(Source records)

┌────────

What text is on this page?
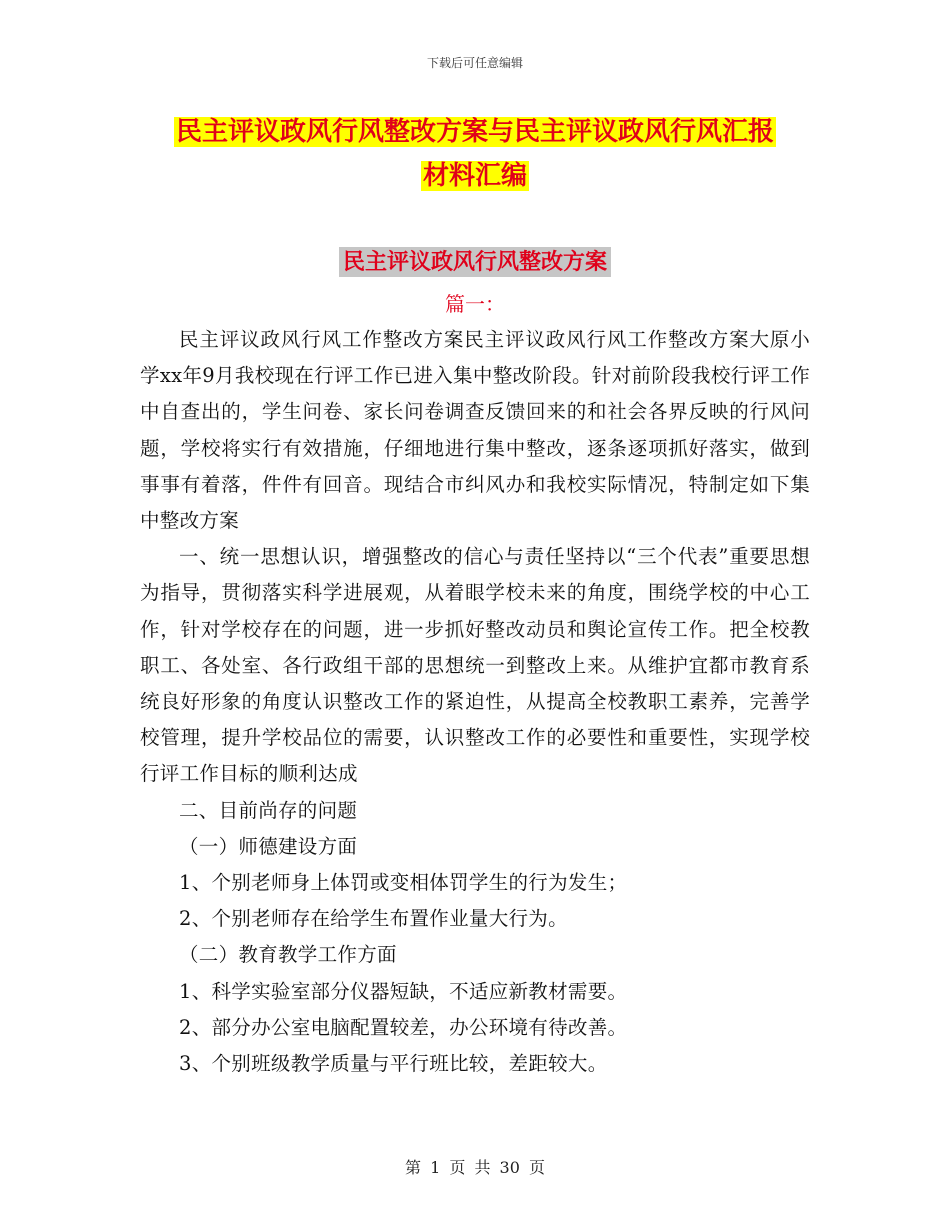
下载后可任意编辑
民主评议政风行风整改方案与民主评议政风行风汇报
材料汇编
民主评议政风行风整改方案
篇一：

民主评议政风行风工作整改方案民主评议政风行风工作整改方案大原小学xx年9月我校现在行评工作已进入集中整改阶段。针对前阶段我校行评工作中自查出的，学生问卷、家长问卷调查反馈回来的和社会各界反映的行风问题，学校将实行有效措施，仔细地进行集中整改，逐条逐项抓好落实，做到事事有着落，件件有回音。现结合市纠风办和我校实际情况，特制定如下集中整改方案

一、统一思想认识，增强整改的信心与责任坚持以“三个代表”重要思想为指导，贯彻落实科学进展观，从着眼学校未来的角度，围绕学校的中心工作，针对学校存在的问题，进一步抓好整改动员和舆论宣传工作。把全校教职工、各处室、各行政组干部的思想统一到整改上来。从维护宜都市教育系统良好形象的角度认识整改工作的紧迫性，从提高全校教职工素养，完善学校管理，提升学校品位的需要，认识整改工作的必要性和重要性，实现学校行评工作目标的顺利达成

二、目前尚存的问题

（一）师德建设方面

1、个别老师身上体罚或变相体罚学生的行为发生；

2、个别老师存在给学生布置作业量大行为。

（二）教育教学工作方面

1、科学实验室部分仪器短缺，不适应新教材需要。

2、部分办公室电脑配置较差，办公环境有待改善。

3、个别班级教学质量与平行班比较，差距较大。

第 1 页 共 30 页
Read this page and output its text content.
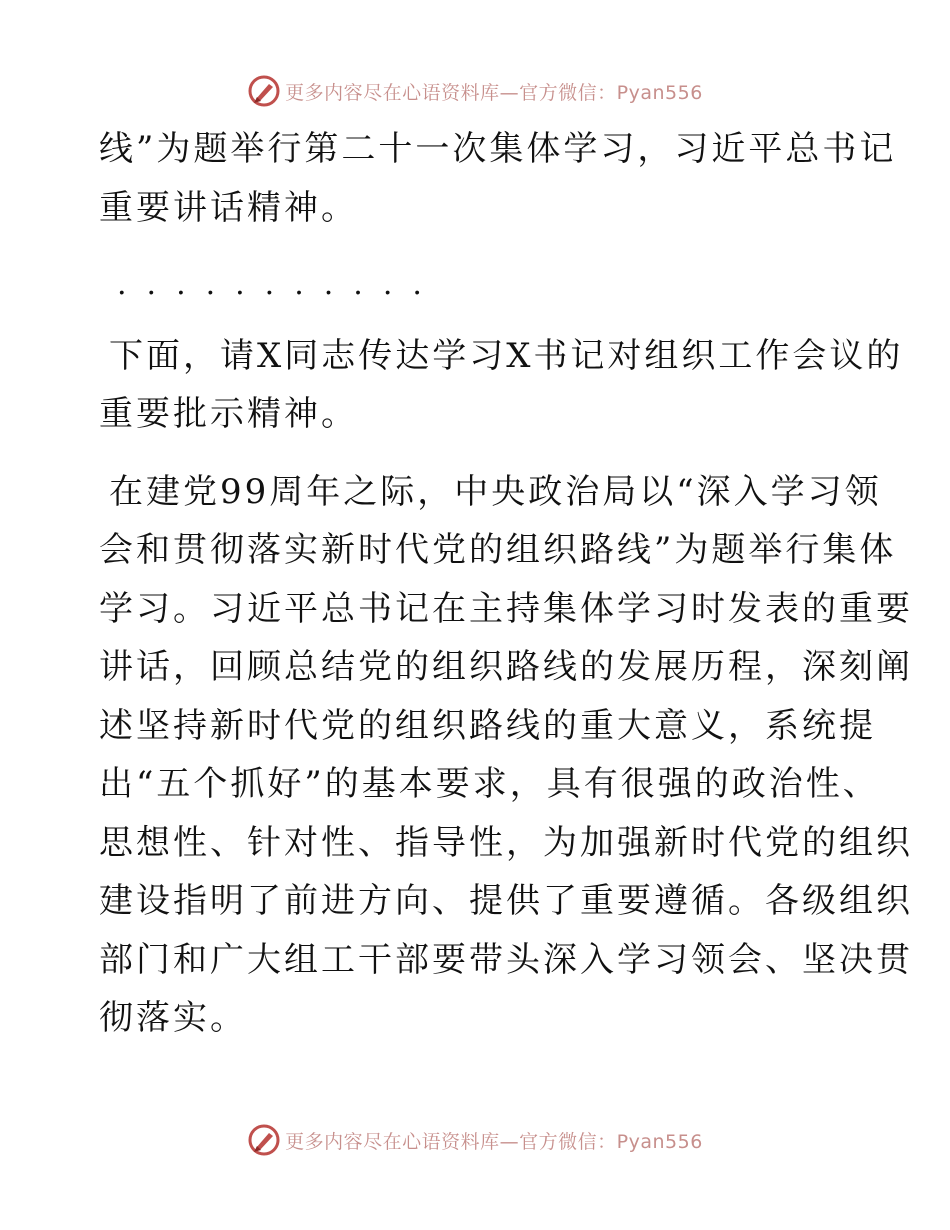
更多内容尽在心语资料库—官方微信：Pyan556
线”为题举行第二十一次集体学习，习近平总书记
重要讲话精神。
...........
下面，请X同志传达学习X书记对组织工作会议的
重要批示精神。
在建党99周年之际，中央政治局以“深入学习领
会和贯彻落实新时代党的组织路线”为题举行集体
学习。习近平总书记在主持集体学习时发表的重要
讲话，回顾总结党的组织路线的发展历程，深刻阐
述坚持新时代党的组织路线的重大意义，系统提
出“五个抓好”的基本要求，具有很强的政治性、
思想性、针对性、指导性，为加强新时代党的组织
建设指明了前进方向、提供了重要遵循。各级组织
部门和广大组工干部要带头深入学习领会、坚决贯
彻落实。
更多内容尽在心语资料库—官方微信：Pyan556
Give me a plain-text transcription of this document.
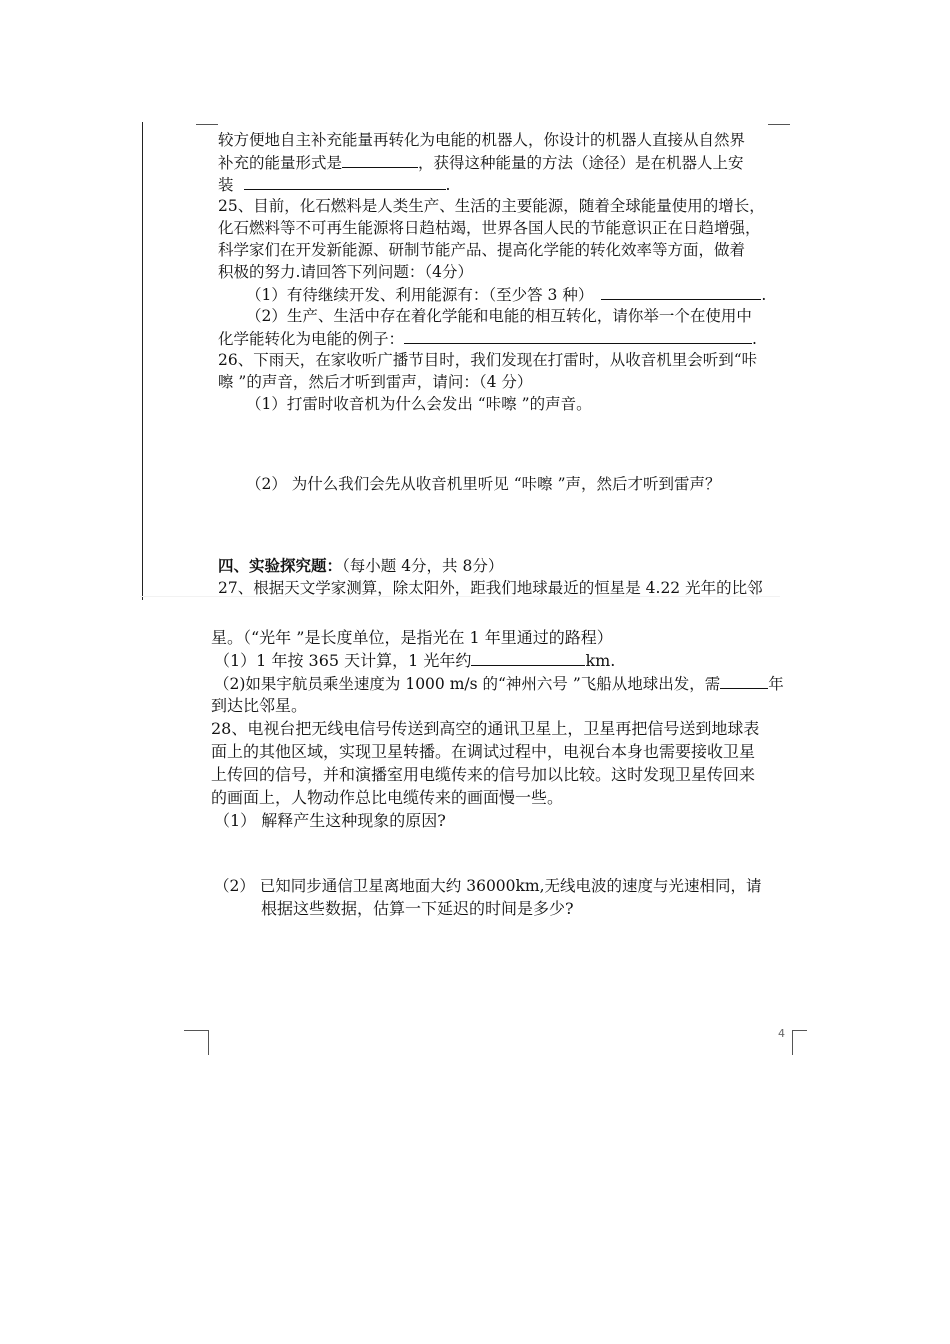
较方便地自主补充能量再转化为电能的机器人，你设计的机器人直接从自然界
补充的能量形式是	，获得这种能量的方法（途径）是在机器人上安
装	.
25、目前，化石燃料是人类生产、生活的主要能源，随着全球能量使用的增长，
化石燃料等不可再生能源将日趋枯竭，世界各国人民的节能意识正在日趋增强，
科学家们在开发新能源、研制节能产品、提高化学能的转化效率等方面，做着
积极的努力.请回答下列问题：（4分）
（1）有待继续开发、利用能源有：（至少答 3 种）	.
（2）生产、生活中存在着化学能和电能的相互转化，请你举一个在使用中
化学能转化为电能的例子：	.
26、下雨天，在家收听广播节目时，我们发现在打雷时，从收音机里会听到“咔
嚓 ”的声音，然后才听到雷声，请问：（4 分）
（1）打雷时收音机为什么会发出 “咔嚓 ”的声音。
（2） 为什么我们会先从收音机里听见 “咔嚓 ”声，然后才听到雷声？
四、实验探究题：（每小题 4分，共 8分）
27、根据天文学家测算，除太阳外，距我们地球最近的恒星是 4.22 光年的比邻
星。（“光年 ”是长度单位，是指光在 1 年里通过的路程）
（1）1 年按 365 天计算，1 光年约	km.
（2)如果宇航员乘坐速度为 1000 m/s 的“神州六号 ”飞船从地球出发，需	年
到达比邻星。
28、电视台把无线电信号传送到高空的通讯卫星上，卫星再把信号送到地球表
面上的其他区域，实现卫星转播。在调试过程中，电视台本身也需要接收卫星
上传回的信号，并和演播室用电缆传来的信号加以比较。这时发现卫星传回来
的画面上，人物动作总比电缆传来的画面慢一些。
（1） 解释产生这种现象的原因?
（2） 已知同步通信卫星离地面大约 36000km,无线电波的速度与光速相同，请
根据这些数据，估算一下延迟的时间是多少?
4
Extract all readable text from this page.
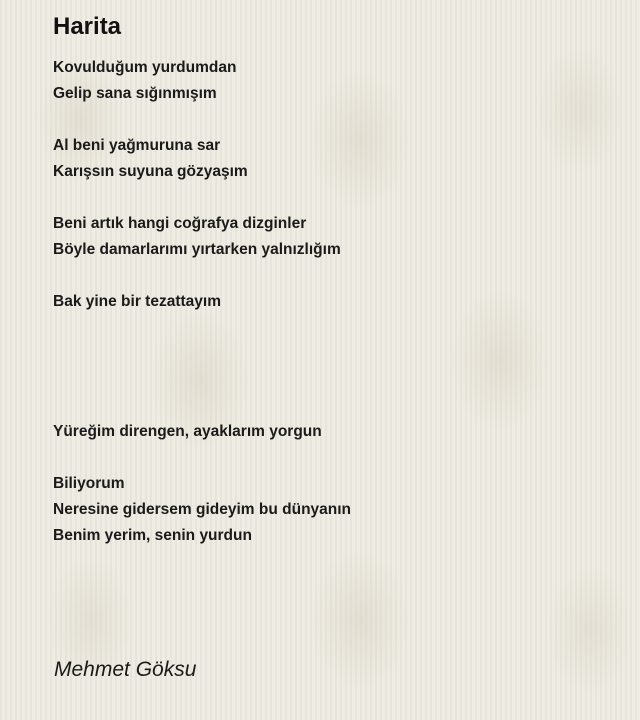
Harita
Kovulduğum yurdumdan
Gelip sana sığınmışım
Al beni yağmuruna sar
Karışsın suyuna gözyaşım
Beni artık hangi coğrafya dizginler
Böyle damarlarımı yırtarken yalnızlığım
Bak yine bir tezattayım
Yüreğim direngen, ayaklarım yorgun
Biliyorum
Neresine gidersem gideyim bu dünyanın
Benim yerim, senin yurdun
Mehmet Göksu
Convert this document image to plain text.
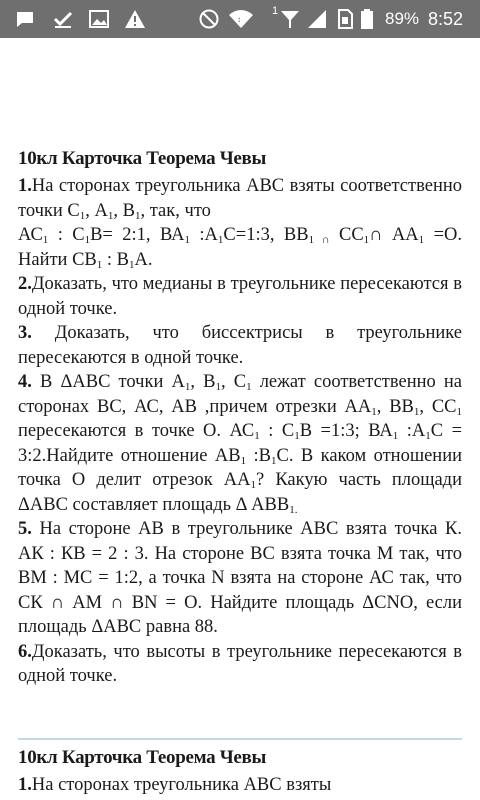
↕
1	89% 8:52

10кл Карточка Теорема Чевы

1.На сторонах треугольника АВС взяты соответственно точки $С_1$, $А_1$, $В_1$, так, что

$АС_1$ : $С_1В=$ 2:1, $ВА_1$ $:А_1С=1:3$, $ВВ_{1 \cap}$ $СС_1\cap$ $АА_1 =О$. Найти $СВ_1$ : $В_1А$.

2.Доказать, что медианы в треугольнике пересекаются в одной точке.

3. Доказать, что биссектрисы в треугольнике пересекаются в одной точке.

4. В ΔАВС точки $А_1$, $В_1$, $С_1$ лежат соответственно на сторонах ВС, АС, АВ ,причем отрезки $АА_1$, $ВВ_1$, $СС_1$ пересекаются в точке О. $АС_1$ : $С_1В$ =1:3; $ВА_1$ $:А_1С$ = 3:2.Найдите отношение $АВ_1$ $:В_1С$. В каком отношении точка О делит отрезок $АА_1$? Какую часть площади ΔАВС составляет площадь Δ $АВВ_{1.}$

5. На стороне АВ в треугольнике АВС взята точка К. АК : КВ = 2 : 3. На стороне ВС взята точка М так, что ВМ : МС = 1:2, а точка N взята на стороне АС так, что СК ∩ АМ ∩ BN = О. Найдите площадь ΔСNO, если площадь ΔАВС равна 88.

6.Доказать, что высоты в треугольнике пересекаются в одной точке.

10кл Карточка Теорема Чевы

1.На сторонах треугольника АВС взяты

└────────

From the entries above, collect every line with the string "одной" in it.

TASK RESULT »
2.Доказать, что медианы в треугольнике пересекаются в одной точке.
3. Доказать, что биссектрисы в треугольнике пересекаются в одной точке.
6.Доказать, что высоты в треугольнике пересекаются в одной точке.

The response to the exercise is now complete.